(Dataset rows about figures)
========================================================================

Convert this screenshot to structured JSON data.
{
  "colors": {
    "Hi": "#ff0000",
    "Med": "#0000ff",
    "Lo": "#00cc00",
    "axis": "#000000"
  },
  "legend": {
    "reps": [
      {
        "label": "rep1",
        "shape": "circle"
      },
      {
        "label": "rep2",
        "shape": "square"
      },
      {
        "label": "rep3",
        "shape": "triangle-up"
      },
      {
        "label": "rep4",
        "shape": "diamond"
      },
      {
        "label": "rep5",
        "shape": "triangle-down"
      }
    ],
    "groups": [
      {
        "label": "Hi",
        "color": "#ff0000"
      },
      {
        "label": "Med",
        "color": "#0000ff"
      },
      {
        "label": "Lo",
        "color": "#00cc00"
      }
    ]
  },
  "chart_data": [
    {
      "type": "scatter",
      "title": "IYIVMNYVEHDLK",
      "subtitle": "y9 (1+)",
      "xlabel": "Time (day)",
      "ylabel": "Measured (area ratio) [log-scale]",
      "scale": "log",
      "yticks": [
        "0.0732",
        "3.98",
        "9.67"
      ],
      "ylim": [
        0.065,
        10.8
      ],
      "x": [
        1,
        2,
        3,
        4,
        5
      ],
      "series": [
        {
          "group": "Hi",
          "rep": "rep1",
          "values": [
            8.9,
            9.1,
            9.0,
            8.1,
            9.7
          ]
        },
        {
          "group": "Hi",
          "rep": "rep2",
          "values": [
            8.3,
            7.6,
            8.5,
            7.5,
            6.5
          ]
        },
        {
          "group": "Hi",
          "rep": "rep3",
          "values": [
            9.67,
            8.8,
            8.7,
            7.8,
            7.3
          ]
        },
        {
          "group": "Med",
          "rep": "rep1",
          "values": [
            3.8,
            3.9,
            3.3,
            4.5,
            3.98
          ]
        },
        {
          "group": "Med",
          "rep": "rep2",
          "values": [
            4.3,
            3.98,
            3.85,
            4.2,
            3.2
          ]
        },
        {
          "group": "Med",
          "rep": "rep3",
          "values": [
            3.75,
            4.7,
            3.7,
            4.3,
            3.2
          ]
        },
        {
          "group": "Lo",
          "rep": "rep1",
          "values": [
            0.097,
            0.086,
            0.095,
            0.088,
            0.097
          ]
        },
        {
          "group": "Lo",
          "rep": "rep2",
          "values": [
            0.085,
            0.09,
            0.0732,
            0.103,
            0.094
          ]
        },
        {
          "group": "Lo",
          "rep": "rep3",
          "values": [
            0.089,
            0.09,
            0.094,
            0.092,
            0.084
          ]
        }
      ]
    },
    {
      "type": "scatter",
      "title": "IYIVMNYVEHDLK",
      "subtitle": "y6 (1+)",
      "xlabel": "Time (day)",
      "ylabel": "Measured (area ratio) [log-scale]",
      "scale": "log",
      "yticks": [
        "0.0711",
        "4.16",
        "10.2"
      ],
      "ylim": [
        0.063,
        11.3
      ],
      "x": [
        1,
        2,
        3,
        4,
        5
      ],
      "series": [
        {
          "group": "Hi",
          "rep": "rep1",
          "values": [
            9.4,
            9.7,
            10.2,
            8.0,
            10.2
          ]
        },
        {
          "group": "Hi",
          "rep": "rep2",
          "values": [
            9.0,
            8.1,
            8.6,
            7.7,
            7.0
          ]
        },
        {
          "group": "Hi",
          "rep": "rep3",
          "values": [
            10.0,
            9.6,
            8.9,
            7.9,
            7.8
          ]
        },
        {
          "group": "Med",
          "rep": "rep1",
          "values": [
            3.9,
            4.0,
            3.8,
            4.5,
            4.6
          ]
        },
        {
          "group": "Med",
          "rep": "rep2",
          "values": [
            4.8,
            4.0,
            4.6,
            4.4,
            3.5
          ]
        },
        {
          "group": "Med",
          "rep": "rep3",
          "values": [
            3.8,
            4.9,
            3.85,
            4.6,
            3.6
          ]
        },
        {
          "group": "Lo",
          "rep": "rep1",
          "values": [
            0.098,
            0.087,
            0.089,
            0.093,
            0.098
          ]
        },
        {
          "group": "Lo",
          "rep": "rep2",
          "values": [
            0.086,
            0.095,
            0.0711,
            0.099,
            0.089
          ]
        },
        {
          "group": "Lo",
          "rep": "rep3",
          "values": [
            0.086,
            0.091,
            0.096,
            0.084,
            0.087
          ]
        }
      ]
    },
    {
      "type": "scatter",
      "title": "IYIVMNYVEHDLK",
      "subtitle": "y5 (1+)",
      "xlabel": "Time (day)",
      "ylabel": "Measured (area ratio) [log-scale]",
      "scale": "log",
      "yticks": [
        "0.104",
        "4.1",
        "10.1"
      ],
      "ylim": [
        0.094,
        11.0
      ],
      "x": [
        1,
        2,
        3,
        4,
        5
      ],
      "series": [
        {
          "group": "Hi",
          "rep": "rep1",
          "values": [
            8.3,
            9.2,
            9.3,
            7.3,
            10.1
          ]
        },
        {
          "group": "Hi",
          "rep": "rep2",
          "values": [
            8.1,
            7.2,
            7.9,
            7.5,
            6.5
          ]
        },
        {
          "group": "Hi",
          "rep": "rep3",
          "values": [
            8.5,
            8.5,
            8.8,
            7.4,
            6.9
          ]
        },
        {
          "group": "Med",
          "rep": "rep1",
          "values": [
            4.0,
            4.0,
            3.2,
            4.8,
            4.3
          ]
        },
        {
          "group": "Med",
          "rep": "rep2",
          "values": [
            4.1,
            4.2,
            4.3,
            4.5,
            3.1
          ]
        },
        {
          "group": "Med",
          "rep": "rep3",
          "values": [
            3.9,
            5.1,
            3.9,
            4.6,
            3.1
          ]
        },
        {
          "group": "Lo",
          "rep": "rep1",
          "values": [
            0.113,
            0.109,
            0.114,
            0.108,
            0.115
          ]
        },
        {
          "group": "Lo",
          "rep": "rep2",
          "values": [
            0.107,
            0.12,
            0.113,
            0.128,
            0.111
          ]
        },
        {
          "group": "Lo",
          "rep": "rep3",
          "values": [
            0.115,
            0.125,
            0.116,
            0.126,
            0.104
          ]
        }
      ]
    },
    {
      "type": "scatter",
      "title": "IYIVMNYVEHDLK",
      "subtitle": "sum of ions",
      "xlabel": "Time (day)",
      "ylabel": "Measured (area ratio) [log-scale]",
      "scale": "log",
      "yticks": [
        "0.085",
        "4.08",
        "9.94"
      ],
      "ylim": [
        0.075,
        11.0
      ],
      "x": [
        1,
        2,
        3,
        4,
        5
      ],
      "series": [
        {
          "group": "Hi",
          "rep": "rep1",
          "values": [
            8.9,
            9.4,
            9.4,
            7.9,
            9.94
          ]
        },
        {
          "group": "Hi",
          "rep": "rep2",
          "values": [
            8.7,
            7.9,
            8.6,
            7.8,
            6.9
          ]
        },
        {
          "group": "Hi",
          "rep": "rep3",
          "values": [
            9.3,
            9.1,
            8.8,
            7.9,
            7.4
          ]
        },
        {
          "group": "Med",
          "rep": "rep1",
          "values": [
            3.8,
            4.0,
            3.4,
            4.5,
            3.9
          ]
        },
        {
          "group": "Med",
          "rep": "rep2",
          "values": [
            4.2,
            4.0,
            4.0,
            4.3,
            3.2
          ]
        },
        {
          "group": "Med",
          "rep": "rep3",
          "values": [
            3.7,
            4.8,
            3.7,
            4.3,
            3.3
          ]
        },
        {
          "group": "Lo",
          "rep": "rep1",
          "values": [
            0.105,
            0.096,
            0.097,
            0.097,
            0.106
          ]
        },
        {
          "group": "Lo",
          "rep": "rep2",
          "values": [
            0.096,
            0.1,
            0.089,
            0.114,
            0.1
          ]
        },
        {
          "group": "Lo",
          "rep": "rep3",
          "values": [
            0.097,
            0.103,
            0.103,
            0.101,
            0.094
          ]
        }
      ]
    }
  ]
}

========================================================================

**Exercise requirements**
Using the listing above, retype each line exactly.

**Solution**
Convert this screenshot to structured JSON data.
{
  "colors": {
    "Hi": "#ff0000",
    "Med": "#0000ff",
    "Lo": "#00cc00",
    "axis": "#000000"
  },
  "legend": {
    "reps": [
      {
        "label": "rep1",
        "shape": "circle"
      },
      {
        "label": "rep2",
        "shape": "square"
      },
      {
        "label": "rep3",
        "shape": "triangle-up"
      },
      {
        "label": "rep4",
        "shape": "diamond"
      },
      {
        "label": "rep5",
        "shape": "triangle-down"
      }
    ],
    "groups": [
      {
        "label": "Hi",
        "color": "#ff0000"
      },
      {
        "label": "Med",
        "color": "#0000ff"
      },
      {
        "label": "Lo",
        "color": "#00cc00"
      }
    ]
  },
  "chart_data": [
    {
      "type": "scatter",
      "title": "IYIVMNYVEHDLK",
      "subtitle": "y9 (1+)",
      "xlabel": "Time (day)",
      "ylabel": "Measured (area ratio) [log-scale]",
      "scale": "log",
      "yticks": [
        "0.0732",
        "3.98",
        "9.67"
      ],
      "ylim": [
        0.065,
        10.8
      ],
      "x": [
        1,
        2,
        3,
        4,
        5
      ],
      "series": [
        {
          "group": "Hi",
          "rep": "rep1",
          "values": [
            8.9,
            9.1,
            9.0,
            8.1,
            9.7
          ]
        },
        {
          "group": "Hi",
          "rep": "rep2",
          "values": [
            8.3,
            7.6,
            8.5,
            7.5,
            6.5
          ]
        },
        {
          "group": "Hi",
          "rep": "rep3",
          "values": [
            9.67,
            8.8,
            8.7,
            7.8,
            7.3
          ]
        },
        {
          "group": "Med",
          "rep": "rep1",
          "values": [
            3.8,
            3.9,
            3.3,
            4.5,
            3.98
          ]
        },
        {
          "group": "Med",
          "rep": "rep2",
          "values": [
            4.3,
            3.98,
            3.85,
            4.2,
            3.2
          ]
        },
        {
          "group": "Med",
          "rep": "rep3",
          "values": [
            3.75,
            4.7,
            3.7,
            4.3,
            3.2
          ]
        },
        {
          "group": "Lo",
          "rep": "rep1",
          "values": [
            0.097,
            0.086,
            0.095,
            0.088,
            0.097
          ]
        },
        {
          "group": "Lo",
          "rep": "rep2",
          "values": [
            0.085,
            0.09,
            0.0732,
            0.103,
            0.094
          ]
        },
        {
          "group": "Lo",
          "rep": "rep3",
          "values": [
            0.089,
            0.09,
            0.094,
            0.092,
            0.084
          ]
        }
      ]
    },
    {
      "type": "scatter",
      "title": "IYIVMNYVEHDLK",
      "subtitle": "y6 (1+)",
      "xlabel": "Time (day)",
      "ylabel": "Measured (area ratio) [log-scale]",
      "scale": "log",
      "yticks": [
        "0.0711",
        "4.16",
        "10.2"
      ],
      "ylim": [
        0.063,
        11.3
      ],
      "x": [
        1,
        2,
        3,
        4,
        5
      ],
      "series": [
        {
          "group": "Hi",
          "rep": "rep1",
          "values": [
            9.4,
            9.7,
            10.2,
            8.0,
            10.2
          ]
        },
        {
          "group": "Hi",
          "rep": "rep2",
          "values": [
            9.0,
            8.1,
            8.6,
            7.7,
            7.0
          ]
        },
        {
          "group": "Hi",
          "rep": "rep3",
          "values": [
            10.0,
            9.6,
            8.9,
            7.9,
            7.8
          ]
        },
        {
          "group": "Med",
          "rep": "rep1",
          "values": [
            3.9,
            4.0,
            3.8,
            4.5,
            4.6
          ]
        },
        {
          "group": "Med",
          "rep": "rep2",
          "values": [
            4.8,
            4.0,
            4.6,
            4.4,
            3.5
          ]
        },
        {
          "group": "Med",
          "rep": "rep3",
          "values": [
            3.8,
            4.9,
            3.85,
            4.6,
            3.6
          ]
        },
        {
          "group": "Lo",
          "rep": "rep1",
          "values": [
            0.098,
            0.087,
            0.089,
            0.093,
            0.098
          ]
        },
        {
          "group": "Lo",
          "rep": "rep2",
          "values": [
            0.086,
            0.095,
            0.0711,
            0.099,
            0.089
          ]
        },
        {
          "group": "Lo",
          "rep": "rep3",
          "values": [
            0.086,
            0.091,
            0.096,
            0.084,
            0.087
          ]
        }
      ]
    },
    {
      "type": "scatter",
      "title": "IYIVMNYVEHDLK",
      "subtitle": "y5 (1+)",
      "xlabel": "Time (day)",
      "ylabel": "Measured (area ratio) [log-scale]",
      "scale": "log",
      "yticks": [
        "0.104",
        "4.1",
        "10.1"
      ],
      "ylim": [
        0.094,
        11.0
      ],
      "x": [
        1,
        2,
        3,
        4,
        5
      ],
      "series": [
        {
          "group": "Hi",
          "rep": "rep1",
          "values": [
            8.3,
            9.2,
            9.3,
            7.3,
            10.1
          ]
        },
        {
          "group": "Hi",
          "rep": "rep2",
          "values": [
            8.1,
            7.2,
            7.9,
            7.5,
            6.5
          ]
        },
        {
          "group": "Hi",
          "rep": "rep3",
          "values": [
            8.5,
            8.5,
            8.8,
            7.4,
            6.9
          ]
        },
        {
          "group": "Med",
          "rep": "rep1",
          "values": [
            4.0,
            4.0,
            3.2,
            4.8,
            4.3
          ]
        },
        {
          "group": "Med",
          "rep": "rep2",
          "values": [
            4.1,
            4.2,
            4.3,
            4.5,
            3.1
          ]
        },
        {
          "group": "Med",
          "rep": "rep3",
          "values": [
            3.9,
            5.1,
            3.9,
            4.6,
            3.1
          ]
        },
        {
          "group": "Lo",
          "rep": "rep1",
          "values": [
            0.113,
            0.109,
            0.114,
            0.108,
            0.115
          ]
        },
        {
          "group": "Lo",
          "rep": "rep2",
          "values": [
            0.107,
            0.12,
            0.113,
            0.128,
            0.111
          ]
        },
        {
          "group": "Lo",
          "rep": "rep3",
          "values": [
            0.115,
            0.125,
            0.116,
            0.126,
            0.104
          ]
        }
      ]
    },
    {
      "type": "scatter",
      "title": "IYIVMNYVEHDLK",
      "subtitle": "sum of ions",
      "xlabel": "Time (day)",
      "ylabel": "Measured (area ratio) [log-scale]",
      "scale": "log",
      "yticks": [
        "0.085",
        "4.08",
        "9.94"
      ],
      "ylim": [
        0.075,
        11.0
      ],
      "x": [
        1,
        2,
        3,
        4,
        5
      ],
      "series": [
        {
          "group": "Hi",
          "rep": "rep1",
          "values": [
            8.9,
            9.4,
            9.4,
            7.9,
            9.94
          ]
        },
        {
          "group": "Hi",
          "rep": "rep2",
          "values": [
            8.7,
            7.9,
            8.6,
            7.8,
            6.9
          ]
        },
        {
          "group": "Hi",
          "rep": "rep3",
          "values": [
            9.3,
            9.1,
            8.8,
            7.9,
            7.4
          ]
        },
        {
          "group": "Med",
          "rep": "rep1",
          "values": [
            3.8,
            4.0,
            3.4,
            4.5,
            3.9
          ]
        },
        {
          "group": "Med",
          "rep": "rep2",
          "values": [
            4.2,
            4.0,
            4.0,
            4.3,
            3.2
          ]
        },
        {
          "group": "Med",
          "rep": "rep3",
          "values": [
            3.7,
            4.8,
            3.7,
            4.3,
            3.3
          ]
        },
        {
          "group": "Lo",
          "rep": "rep1",
          "values": [
            0.105,
            0.096,
            0.097,
            0.097,
            0.106
          ]
        },
        {
          "group": "Lo",
          "rep": "rep2",
          "values": [
            0.096,
            0.1,
            0.089,
            0.114,
            0.1
          ]
        },
        {
          "group": "Lo",
          "rep": "rep3",
          "values": [
            0.097,
            0.103,
            0.103,
            0.101,
            0.094
          ]
        }
      ]
    }
  ]
}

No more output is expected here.